SHORT PROBLEM: Copy each line with the word "przedmiotów" in it.

ITEMS:
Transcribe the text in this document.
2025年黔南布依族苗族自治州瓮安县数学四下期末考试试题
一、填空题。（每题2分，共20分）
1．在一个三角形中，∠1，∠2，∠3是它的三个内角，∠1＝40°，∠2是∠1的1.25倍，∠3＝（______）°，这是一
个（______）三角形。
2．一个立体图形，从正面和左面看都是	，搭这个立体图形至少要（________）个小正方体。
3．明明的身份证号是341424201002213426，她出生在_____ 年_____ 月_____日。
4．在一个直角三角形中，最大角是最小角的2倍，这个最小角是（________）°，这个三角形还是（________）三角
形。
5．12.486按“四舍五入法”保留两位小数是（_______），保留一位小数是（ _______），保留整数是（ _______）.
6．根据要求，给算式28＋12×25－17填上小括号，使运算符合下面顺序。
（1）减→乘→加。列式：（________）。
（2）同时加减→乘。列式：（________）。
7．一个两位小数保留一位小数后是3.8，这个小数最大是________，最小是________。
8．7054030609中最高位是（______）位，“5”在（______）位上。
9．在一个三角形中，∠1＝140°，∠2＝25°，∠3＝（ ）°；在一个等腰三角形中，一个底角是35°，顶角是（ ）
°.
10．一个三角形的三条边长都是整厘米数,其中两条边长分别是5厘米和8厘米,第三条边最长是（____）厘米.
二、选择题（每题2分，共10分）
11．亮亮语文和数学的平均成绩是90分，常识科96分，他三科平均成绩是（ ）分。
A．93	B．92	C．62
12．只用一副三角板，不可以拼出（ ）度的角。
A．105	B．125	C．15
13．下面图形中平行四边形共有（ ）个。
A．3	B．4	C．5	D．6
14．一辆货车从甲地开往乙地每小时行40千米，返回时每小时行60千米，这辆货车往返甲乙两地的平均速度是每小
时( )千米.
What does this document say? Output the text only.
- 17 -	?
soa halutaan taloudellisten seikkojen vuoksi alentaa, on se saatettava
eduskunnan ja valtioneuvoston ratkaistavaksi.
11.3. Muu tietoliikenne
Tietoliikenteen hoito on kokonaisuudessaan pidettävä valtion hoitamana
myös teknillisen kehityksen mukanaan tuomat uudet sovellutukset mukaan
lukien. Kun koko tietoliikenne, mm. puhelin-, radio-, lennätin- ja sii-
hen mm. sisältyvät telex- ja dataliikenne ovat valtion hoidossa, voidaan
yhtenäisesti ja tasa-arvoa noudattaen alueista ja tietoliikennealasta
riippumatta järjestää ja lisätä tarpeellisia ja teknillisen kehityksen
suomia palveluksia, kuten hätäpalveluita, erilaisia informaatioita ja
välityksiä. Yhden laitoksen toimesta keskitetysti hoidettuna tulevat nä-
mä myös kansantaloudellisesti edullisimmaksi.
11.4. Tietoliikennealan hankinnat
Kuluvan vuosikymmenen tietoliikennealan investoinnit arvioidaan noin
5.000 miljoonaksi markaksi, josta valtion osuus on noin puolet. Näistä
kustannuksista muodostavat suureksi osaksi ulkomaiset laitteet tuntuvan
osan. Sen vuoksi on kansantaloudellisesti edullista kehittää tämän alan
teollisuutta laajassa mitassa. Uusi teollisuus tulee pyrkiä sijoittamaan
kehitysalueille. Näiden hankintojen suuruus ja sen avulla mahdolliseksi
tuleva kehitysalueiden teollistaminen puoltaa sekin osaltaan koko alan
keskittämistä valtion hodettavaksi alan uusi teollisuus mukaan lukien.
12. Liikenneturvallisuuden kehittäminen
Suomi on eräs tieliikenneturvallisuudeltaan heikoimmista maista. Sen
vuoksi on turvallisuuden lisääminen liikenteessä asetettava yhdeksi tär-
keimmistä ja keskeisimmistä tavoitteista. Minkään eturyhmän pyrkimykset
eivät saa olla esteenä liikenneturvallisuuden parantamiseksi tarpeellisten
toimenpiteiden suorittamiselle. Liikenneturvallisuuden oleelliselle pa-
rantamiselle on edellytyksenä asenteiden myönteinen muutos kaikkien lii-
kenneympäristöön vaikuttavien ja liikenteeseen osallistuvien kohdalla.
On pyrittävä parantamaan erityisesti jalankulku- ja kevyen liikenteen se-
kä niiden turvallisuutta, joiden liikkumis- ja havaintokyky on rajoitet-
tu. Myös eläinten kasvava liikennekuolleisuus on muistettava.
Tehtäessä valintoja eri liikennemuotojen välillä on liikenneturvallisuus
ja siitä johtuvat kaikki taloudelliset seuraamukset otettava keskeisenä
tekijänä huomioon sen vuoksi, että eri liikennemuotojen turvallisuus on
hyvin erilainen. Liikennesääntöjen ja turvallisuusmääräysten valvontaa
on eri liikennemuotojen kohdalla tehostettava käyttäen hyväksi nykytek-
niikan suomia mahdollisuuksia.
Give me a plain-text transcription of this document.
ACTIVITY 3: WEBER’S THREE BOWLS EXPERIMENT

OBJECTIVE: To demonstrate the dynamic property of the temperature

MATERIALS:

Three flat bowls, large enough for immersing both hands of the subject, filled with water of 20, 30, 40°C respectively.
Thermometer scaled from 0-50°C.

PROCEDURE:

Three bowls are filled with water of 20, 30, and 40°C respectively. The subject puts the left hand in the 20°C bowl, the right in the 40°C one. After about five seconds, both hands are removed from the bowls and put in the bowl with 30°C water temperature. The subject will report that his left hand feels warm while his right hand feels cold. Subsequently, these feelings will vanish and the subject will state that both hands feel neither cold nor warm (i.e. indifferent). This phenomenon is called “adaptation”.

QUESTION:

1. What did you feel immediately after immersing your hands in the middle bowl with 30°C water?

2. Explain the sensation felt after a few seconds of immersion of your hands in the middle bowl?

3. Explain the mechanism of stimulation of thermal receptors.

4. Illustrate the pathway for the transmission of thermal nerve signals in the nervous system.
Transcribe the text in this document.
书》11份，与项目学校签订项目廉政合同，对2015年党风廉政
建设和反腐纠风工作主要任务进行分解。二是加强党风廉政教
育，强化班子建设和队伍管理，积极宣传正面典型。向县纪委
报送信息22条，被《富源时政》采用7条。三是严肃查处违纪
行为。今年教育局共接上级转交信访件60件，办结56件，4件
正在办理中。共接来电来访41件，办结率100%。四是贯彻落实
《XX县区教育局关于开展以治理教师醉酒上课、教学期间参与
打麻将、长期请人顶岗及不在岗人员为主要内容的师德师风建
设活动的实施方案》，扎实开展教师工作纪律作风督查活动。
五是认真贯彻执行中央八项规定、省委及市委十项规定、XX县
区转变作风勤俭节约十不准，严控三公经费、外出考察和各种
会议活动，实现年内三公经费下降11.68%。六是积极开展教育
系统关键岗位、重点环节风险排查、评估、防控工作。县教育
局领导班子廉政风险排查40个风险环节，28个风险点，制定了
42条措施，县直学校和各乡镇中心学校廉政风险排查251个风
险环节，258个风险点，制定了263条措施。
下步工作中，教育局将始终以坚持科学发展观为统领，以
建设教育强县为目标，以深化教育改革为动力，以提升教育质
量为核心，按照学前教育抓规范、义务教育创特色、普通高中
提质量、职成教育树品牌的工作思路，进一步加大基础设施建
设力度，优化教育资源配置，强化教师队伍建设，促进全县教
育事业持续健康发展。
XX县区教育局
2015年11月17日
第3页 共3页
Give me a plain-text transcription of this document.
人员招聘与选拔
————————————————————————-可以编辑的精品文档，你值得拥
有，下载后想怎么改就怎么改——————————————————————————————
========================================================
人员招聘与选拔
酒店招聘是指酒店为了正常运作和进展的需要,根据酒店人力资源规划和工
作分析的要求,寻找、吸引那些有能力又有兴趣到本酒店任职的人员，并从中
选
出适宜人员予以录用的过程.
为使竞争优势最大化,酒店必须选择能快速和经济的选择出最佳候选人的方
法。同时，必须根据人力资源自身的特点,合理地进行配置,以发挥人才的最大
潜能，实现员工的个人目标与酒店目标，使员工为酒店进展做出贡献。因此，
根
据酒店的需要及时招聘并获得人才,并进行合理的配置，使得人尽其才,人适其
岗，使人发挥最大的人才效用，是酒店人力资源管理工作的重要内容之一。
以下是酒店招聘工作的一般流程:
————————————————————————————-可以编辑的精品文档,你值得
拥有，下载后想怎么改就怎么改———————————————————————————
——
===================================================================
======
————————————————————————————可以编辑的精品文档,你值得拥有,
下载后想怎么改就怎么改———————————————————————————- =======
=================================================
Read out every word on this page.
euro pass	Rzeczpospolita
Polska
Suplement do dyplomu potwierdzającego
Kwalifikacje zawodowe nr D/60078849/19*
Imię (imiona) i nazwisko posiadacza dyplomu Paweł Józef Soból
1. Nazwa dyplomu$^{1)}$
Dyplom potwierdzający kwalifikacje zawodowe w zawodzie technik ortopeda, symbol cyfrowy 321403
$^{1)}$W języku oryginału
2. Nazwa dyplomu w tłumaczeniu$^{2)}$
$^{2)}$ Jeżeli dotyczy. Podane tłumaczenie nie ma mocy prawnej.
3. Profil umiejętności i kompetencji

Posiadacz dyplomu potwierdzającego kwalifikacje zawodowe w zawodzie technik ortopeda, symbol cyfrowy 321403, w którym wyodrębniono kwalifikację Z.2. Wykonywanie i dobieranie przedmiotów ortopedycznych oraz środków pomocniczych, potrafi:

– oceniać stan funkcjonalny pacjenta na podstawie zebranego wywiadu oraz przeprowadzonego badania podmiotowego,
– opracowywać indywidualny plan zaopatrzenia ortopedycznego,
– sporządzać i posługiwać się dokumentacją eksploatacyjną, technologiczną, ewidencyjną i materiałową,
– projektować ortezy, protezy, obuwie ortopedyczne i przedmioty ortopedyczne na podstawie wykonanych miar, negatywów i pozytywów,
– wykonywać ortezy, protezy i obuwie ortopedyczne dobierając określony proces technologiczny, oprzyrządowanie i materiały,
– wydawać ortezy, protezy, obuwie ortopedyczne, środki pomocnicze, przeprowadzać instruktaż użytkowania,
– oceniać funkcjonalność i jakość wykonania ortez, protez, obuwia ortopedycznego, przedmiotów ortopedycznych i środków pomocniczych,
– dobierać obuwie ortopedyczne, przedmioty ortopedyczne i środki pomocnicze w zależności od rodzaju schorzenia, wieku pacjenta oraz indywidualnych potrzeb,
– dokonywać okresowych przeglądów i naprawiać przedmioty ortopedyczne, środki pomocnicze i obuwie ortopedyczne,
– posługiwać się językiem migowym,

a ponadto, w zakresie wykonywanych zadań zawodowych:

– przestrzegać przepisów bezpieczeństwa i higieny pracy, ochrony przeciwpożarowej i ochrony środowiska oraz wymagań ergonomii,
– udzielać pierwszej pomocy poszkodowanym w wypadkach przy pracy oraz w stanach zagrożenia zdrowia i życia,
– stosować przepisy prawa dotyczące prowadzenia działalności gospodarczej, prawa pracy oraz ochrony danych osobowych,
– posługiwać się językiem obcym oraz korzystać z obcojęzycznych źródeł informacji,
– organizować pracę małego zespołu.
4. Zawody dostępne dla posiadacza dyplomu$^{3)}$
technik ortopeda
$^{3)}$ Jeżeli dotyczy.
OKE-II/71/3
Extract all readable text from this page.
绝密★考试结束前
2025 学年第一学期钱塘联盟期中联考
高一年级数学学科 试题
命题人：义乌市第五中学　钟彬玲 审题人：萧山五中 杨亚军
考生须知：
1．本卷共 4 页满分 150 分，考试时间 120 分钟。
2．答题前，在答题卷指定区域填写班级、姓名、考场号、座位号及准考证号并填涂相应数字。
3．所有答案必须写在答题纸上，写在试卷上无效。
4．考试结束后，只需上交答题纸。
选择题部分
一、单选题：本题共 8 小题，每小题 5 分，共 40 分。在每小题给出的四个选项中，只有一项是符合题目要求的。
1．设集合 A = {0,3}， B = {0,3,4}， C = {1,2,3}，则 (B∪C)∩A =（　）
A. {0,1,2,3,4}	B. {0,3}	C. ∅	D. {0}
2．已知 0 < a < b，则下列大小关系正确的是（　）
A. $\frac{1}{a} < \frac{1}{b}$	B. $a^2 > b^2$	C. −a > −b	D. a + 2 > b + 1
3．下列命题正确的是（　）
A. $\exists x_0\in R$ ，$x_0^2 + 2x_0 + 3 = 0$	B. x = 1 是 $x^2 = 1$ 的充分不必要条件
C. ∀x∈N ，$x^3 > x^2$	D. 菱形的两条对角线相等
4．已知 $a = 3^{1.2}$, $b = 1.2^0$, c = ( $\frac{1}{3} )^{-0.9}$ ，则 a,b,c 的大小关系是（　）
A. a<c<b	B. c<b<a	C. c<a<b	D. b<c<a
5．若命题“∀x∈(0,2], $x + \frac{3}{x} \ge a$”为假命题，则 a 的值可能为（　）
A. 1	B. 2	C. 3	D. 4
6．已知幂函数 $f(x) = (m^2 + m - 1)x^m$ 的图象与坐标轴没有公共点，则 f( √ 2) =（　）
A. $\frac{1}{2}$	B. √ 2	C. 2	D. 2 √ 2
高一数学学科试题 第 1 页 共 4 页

TASK OUTPUT:
Posiadacz dyplomu potwierdzającego kwalifikacje zawodowe w zawodzie technik ortopeda, symbol cyfrowy 321403, w którym wyodrębniono kwalifikację Z.2. Wykonywanie i dobieranie przedmiotów ortopedycznych oraz środków pomocniczych, potrafi:
– oceniać funkcjonalność i jakość wykonania ortez, protez, obuwia ortopedycznego, przedmiotów ortopedycznych i środków pomocniczych,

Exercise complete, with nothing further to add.